**TASK GOAL**
Retype all the entries word for word, but omit the pictures.

**LISTED ENTRIES**
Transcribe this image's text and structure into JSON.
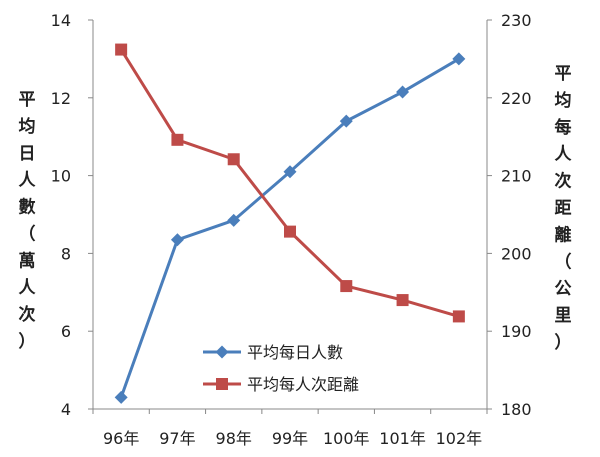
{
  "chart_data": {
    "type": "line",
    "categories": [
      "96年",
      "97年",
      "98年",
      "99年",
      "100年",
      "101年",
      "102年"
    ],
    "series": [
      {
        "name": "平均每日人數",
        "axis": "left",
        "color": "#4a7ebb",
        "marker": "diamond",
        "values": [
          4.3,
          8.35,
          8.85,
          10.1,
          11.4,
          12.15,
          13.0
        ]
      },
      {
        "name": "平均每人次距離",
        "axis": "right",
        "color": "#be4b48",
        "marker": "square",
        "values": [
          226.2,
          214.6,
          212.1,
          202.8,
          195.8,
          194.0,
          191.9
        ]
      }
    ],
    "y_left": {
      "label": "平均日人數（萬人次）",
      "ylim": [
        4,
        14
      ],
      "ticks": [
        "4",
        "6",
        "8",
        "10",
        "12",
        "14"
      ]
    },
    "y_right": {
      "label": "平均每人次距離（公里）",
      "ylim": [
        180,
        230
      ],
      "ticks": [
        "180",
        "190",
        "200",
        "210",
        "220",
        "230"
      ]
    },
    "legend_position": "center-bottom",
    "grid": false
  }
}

**RESULT OF THIS EXERCISE**
Transcribe this image's text and structure into JSON.
{
  "chart_data": {
    "type": "line",
    "categories": [
      "96年",
      "97年",
      "98年",
      "99年",
      "100年",
      "101年",
      "102年"
    ],
    "series": [
      {
        "name": "平均每日人數",
        "axis": "left",
        "color": "#4a7ebb",
        "marker": "diamond",
        "values": [
          4.3,
          8.35,
          8.85,
          10.1,
          11.4,
          12.15,
          13.0
        ]
      },
      {
        "name": "平均每人次距離",
        "axis": "right",
        "color": "#be4b48",
        "marker": "square",
        "values": [
          226.2,
          214.6,
          212.1,
          202.8,
          195.8,
          194.0,
          191.9
        ]
      }
    ],
    "y_left": {
      "label": "平均日人數（萬人次）",
      "ylim": [
        4,
        14
      ],
      "ticks": [
        "4",
        "6",
        "8",
        "10",
        "12",
        "14"
      ]
    },
    "y_right": {
      "label": "平均每人次距離（公里）",
      "ylim": [
        180,
        230
      ],
      "ticks": [
        "180",
        "190",
        "200",
        "210",
        "220",
        "230"
      ]
    },
    "legend_position": "center-bottom",
    "grid": false
  }
}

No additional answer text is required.